### Given records
=-=-=-=-=
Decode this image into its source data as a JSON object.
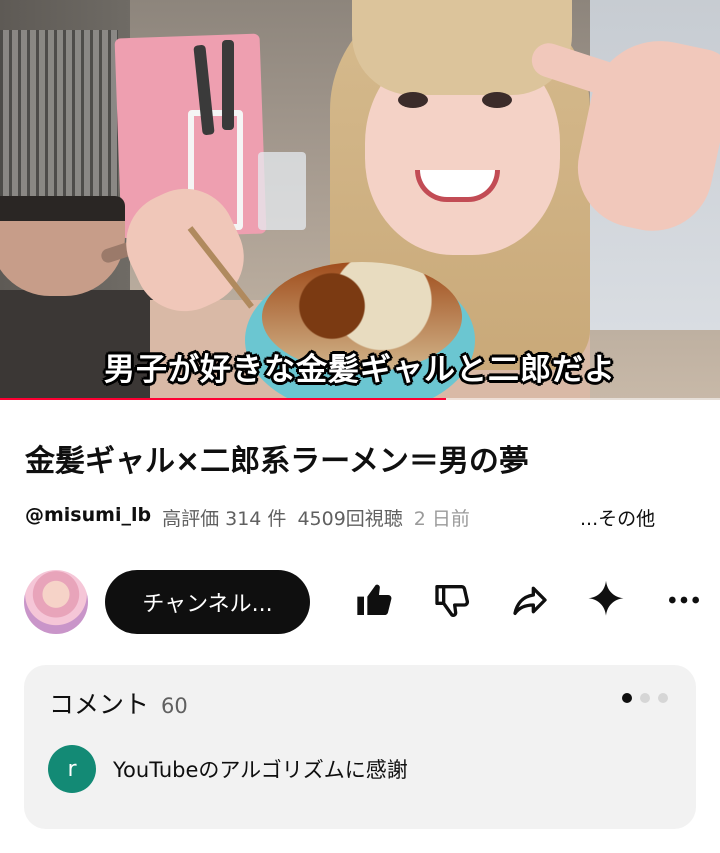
{
  "video": {
    "caption": "男子が好きな金髪ギャルと二郎だよ",
    "progress_fraction": 0.62
  },
  "details": {
    "title": "金髪ギャル×二郎系ラーメン＝男の夢",
    "channel_handle": "@misumi_lb",
    "likes": "高評価 314 件",
    "views": "4509回視聴",
    "age": "2 日前",
    "more": "...その他"
  },
  "actions": {
    "channel_button": "チャンネル...",
    "icons": [
      "like-icon",
      "dislike-icon",
      "share-icon",
      "sparkle-icon",
      "more-icon"
    ]
  },
  "comments": {
    "header": "コメント",
    "count": "60",
    "top_comment": {
      "avatar_letter": "r",
      "text": "YouTubeのアルゴリズムに感謝"
    }
  },
  "colors": {
    "progress": "#ff0033",
    "comment_avatar": "#138a75",
    "button_bg": "#0f0f0f"
  }
}
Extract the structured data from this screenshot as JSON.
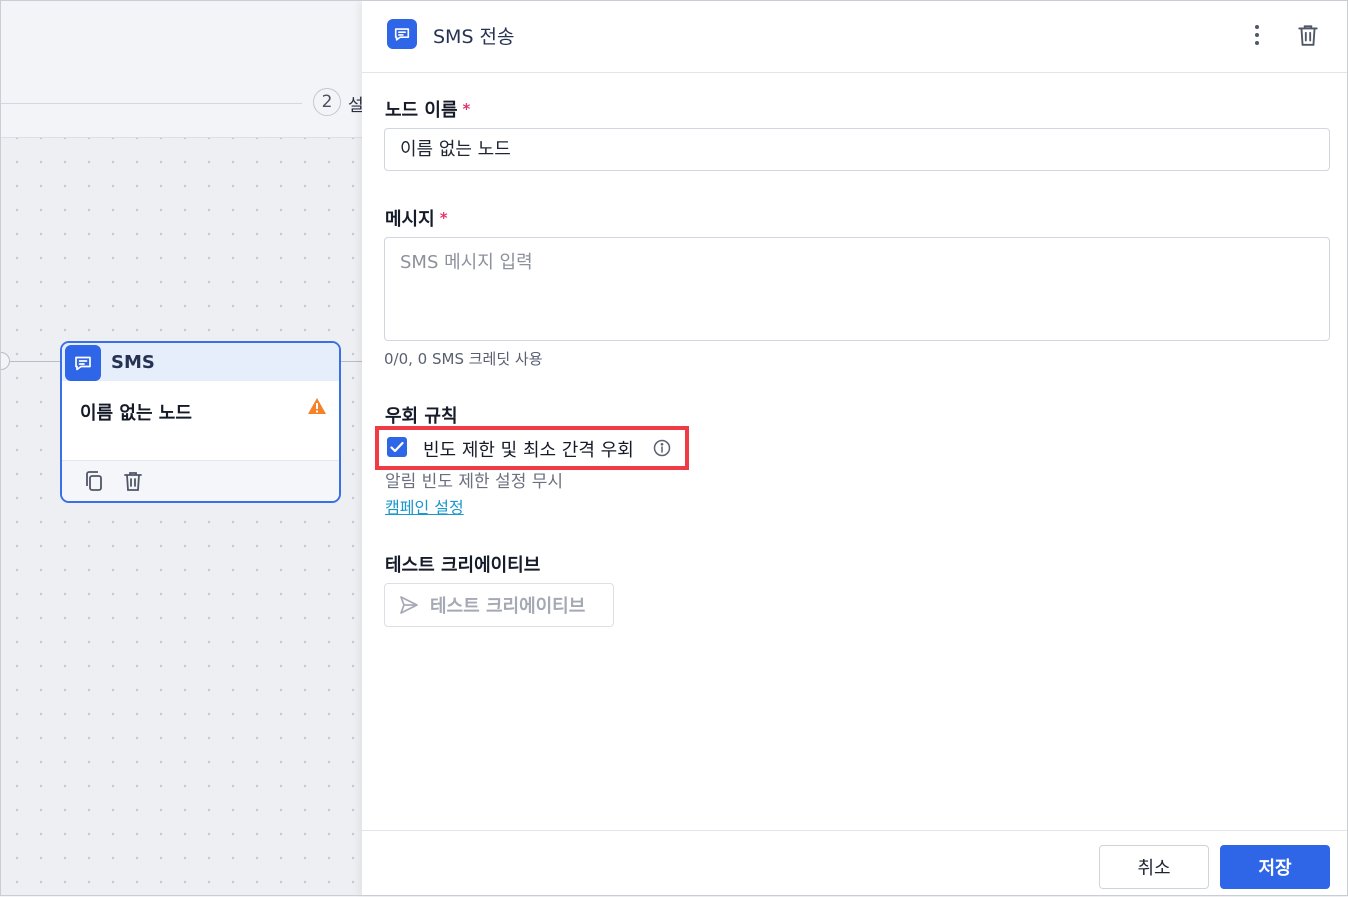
{
  "canvas": {
    "step_number": "2",
    "step_label": "설",
    "node": {
      "type_label": "SMS",
      "name": "이름 없는 노드",
      "warning_icon": "warning-triangle-icon",
      "copy_icon": "copy-icon",
      "delete_icon": "trash-icon"
    }
  },
  "panel": {
    "title": "SMS 전송",
    "header_icon": "message-icon",
    "more_icon": "kebab-menu-icon",
    "delete_icon": "trash-icon",
    "node_name_label": "노드 이름",
    "node_name_value": "이름 없는 노드",
    "required_mark": "*",
    "message_label": "메시지",
    "message_placeholder": "SMS 메시지 입력",
    "message_helper": "0/0, 0 SMS 크레딧 사용",
    "bypass_label": "우회 규칙",
    "bypass_checkbox_label": "빈도 제한 및 최소 간격 우회",
    "bypass_checked": true,
    "bypass_sub": "알림 빈도 제한 설정 무시",
    "campaign_link": "캠페인 설정",
    "test_label": "테스트 크리에이티브",
    "test_button": "테스트 크리에이티브",
    "cancel": "취소",
    "save": "저장"
  },
  "colors": {
    "accent": "#2f66e8",
    "required": "#e6356b",
    "warning": "#f4822a",
    "highlight": "#ee3b46",
    "link": "#1a98cc"
  }
}
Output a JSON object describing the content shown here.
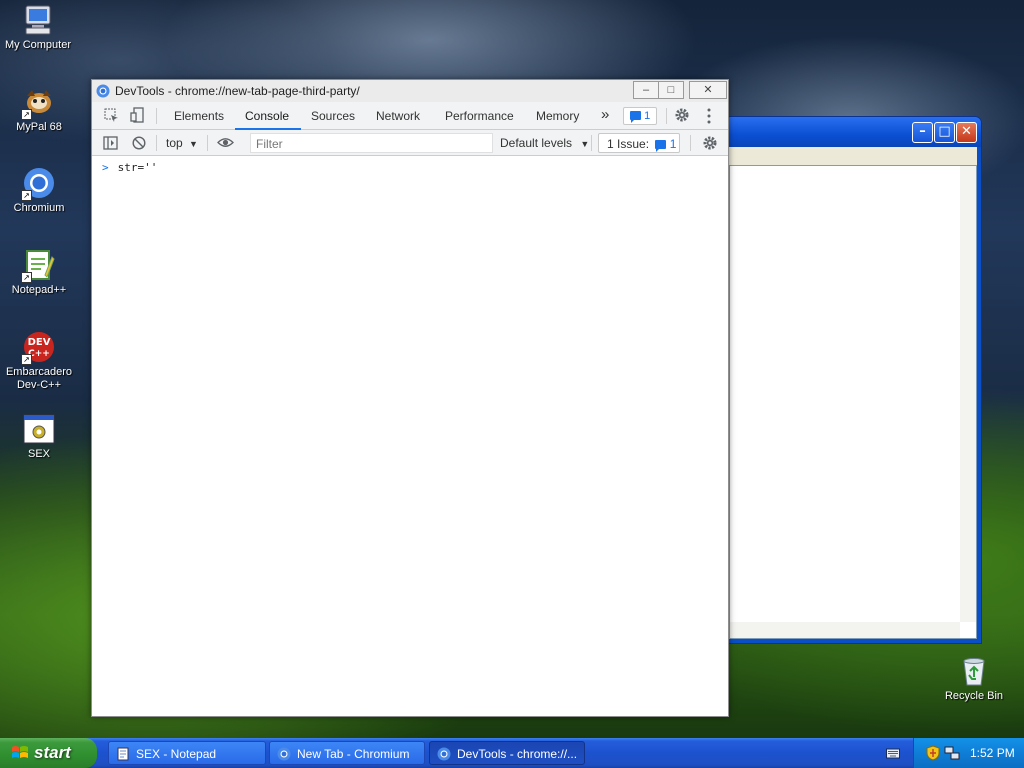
=-=-=-=-=
### Task directions
Repeat the material above verbatim. Leave the pictures behind.

### Result below
Decode this image into its source data as a JSON object.
{
  "video": {
    "caption": "男子が好きな金髪ギャルと二郎だよ",
    "progress_fraction": 0.62
  },
  "details": {
    "title": "金髪ギャル×二郎系ラーメン＝男の夢",
    "channel_handle": "@misumi_lb",
    "likes": "高評価 314 件",
    "views": "4509回視聴",
    "age": "2 日前",
    "more": "...その他"
  },
  "actions": {
    "channel_button": "チャンネル...",
    "icons": [
      "like-icon",
      "dislike-icon",
      "share-icon",
      "sparkle-icon",
      "more-icon"
    ]
  },
  "comments": {
    "header": "コメント",
    "count": "60",
    "top_comment": {
      "avatar_letter": "r",
      "text": "YouTubeのアルゴリズムに感謝"
    }
  },
  "colors": {
    "progress": "#ff0033",
    "comment_avatar": "#138a75",
    "button_bg": "#0f0f0f"
  }
}
Extract the structured data from this screenshot as JSON.
{
  "canvas": {
    "step_number": "2",
    "step_label": "설",
    "node": {
      "type_label": "SMS",
      "name": "이름 없는 노드",
      "warning_icon": "warning-triangle-icon",
      "copy_icon": "copy-icon",
      "delete_icon": "trash-icon"
    }
  },
  "panel": {
    "title": "SMS 전송",
    "header_icon": "message-icon",
    "more_icon": "kebab-menu-icon",
    "delete_icon": "trash-icon",
    "node_name_label": "노드 이름",
    "node_name_value": "이름 없는 노드",
    "required_mark": "*",
    "message_label": "메시지",
    "message_placeholder": "SMS 메시지 입력",
    "message_helper": "0/0, 0 SMS 크레딧 사용",
    "bypass_label": "우회 규칙",
    "bypass_checkbox_label": "빈도 제한 및 최소 간격 우회",
    "bypass_checked": true,
    "bypass_sub": "알림 빈도 제한 설정 무시",
    "campaign_link": "캠페인 설정",
    "test_label": "테스트 크리에이티브",
    "test_button": "테스트 크리에이티브",
    "cancel": "취소",
    "save": "저장"
  },
  "colors": {
    "accent": "#2f66e8",
    "required": "#e6356b",
    "warning": "#f4822a",
    "highlight": "#ee3b46",
    "link": "#1a98cc"
  }
}
Output a JSON object describing the content shown here.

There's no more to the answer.